### WORK TO COMPLETE
Show all lines that include the string "title"; copy each one.

### MATERIAL FOR THE TASK
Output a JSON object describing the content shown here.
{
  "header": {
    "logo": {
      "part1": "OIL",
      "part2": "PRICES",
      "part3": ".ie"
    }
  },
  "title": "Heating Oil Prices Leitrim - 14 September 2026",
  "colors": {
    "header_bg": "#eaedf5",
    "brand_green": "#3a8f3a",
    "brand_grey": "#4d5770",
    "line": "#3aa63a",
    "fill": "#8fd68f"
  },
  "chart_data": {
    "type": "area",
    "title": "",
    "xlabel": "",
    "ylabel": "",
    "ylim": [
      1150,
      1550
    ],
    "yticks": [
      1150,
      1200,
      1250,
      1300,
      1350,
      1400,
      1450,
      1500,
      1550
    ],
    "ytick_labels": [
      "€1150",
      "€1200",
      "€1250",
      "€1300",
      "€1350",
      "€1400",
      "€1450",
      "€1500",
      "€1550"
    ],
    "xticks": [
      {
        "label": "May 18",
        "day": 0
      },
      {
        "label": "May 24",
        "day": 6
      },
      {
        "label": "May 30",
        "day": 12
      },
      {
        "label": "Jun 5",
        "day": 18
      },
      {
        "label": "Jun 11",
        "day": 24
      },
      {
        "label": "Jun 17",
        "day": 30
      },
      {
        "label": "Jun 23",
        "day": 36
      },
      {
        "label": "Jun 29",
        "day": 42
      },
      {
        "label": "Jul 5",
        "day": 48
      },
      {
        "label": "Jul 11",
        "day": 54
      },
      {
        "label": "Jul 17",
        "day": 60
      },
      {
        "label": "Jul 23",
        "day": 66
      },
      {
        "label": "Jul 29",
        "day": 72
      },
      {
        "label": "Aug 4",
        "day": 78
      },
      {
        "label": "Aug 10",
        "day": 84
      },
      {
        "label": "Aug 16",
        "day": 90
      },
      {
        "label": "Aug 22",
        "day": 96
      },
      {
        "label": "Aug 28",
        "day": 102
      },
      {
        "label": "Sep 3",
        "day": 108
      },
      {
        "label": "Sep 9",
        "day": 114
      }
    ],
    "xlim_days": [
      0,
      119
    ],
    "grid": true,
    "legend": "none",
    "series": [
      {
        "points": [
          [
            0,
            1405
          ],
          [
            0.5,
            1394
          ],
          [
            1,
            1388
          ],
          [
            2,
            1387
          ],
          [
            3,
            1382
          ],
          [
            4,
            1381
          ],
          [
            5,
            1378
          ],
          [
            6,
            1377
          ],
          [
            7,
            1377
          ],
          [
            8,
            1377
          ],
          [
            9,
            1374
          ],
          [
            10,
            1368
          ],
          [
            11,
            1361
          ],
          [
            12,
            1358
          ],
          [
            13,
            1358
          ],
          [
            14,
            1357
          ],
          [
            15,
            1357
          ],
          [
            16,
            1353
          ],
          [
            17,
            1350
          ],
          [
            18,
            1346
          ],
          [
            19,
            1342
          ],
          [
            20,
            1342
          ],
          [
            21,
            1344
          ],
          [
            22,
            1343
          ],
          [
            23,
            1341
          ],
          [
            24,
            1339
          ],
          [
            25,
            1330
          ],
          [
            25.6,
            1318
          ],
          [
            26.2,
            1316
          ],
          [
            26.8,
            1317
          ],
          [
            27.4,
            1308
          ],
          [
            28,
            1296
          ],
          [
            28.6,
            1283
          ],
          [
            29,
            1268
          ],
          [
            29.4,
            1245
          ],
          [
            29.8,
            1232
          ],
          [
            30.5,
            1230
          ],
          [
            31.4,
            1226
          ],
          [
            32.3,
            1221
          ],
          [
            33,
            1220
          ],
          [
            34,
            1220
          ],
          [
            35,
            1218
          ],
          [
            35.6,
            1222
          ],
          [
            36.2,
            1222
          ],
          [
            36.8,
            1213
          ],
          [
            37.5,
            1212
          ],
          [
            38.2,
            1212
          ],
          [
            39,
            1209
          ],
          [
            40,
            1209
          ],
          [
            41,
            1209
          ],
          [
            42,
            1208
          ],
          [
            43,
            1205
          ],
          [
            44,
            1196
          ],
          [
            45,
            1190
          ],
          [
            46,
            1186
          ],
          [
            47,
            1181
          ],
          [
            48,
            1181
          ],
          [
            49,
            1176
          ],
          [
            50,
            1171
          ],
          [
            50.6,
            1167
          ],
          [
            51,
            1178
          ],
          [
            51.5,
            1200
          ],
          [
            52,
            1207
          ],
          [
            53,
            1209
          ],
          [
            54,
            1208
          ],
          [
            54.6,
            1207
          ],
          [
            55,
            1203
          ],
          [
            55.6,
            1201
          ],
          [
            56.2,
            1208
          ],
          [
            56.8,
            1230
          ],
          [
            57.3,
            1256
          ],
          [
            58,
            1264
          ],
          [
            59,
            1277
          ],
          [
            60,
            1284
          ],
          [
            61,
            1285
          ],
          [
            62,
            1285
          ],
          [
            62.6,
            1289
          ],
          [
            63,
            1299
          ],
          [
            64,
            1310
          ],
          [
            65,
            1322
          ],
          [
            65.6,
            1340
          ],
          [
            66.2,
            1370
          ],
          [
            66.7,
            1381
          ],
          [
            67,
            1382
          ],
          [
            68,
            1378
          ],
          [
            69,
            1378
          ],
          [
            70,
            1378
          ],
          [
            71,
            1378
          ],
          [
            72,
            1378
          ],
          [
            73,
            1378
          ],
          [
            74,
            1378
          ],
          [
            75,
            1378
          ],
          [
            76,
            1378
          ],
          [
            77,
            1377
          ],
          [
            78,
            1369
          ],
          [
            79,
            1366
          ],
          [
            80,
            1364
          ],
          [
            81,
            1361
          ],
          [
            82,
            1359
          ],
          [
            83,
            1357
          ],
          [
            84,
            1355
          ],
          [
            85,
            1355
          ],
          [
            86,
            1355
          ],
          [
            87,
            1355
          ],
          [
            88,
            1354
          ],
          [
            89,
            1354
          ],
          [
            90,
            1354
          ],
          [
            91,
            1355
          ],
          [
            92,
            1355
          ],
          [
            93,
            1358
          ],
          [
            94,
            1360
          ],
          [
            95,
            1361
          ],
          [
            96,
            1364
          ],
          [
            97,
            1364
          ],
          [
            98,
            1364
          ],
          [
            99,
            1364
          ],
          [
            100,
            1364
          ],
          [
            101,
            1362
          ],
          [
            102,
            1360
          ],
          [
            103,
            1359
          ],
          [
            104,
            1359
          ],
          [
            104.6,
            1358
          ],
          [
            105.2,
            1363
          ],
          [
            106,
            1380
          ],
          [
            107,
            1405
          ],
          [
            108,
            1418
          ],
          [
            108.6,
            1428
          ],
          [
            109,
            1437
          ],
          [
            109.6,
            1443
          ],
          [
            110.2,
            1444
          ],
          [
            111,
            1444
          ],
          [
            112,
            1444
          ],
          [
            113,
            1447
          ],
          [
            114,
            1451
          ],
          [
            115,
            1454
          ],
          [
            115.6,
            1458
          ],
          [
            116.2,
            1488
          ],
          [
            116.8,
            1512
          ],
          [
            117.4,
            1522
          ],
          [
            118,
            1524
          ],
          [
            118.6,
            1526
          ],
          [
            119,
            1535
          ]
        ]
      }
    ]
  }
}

### RESPONSE TO THIS TASK
  "title": "Heating Oil Prices Leitrim - 14 September 2026",
    "title": "",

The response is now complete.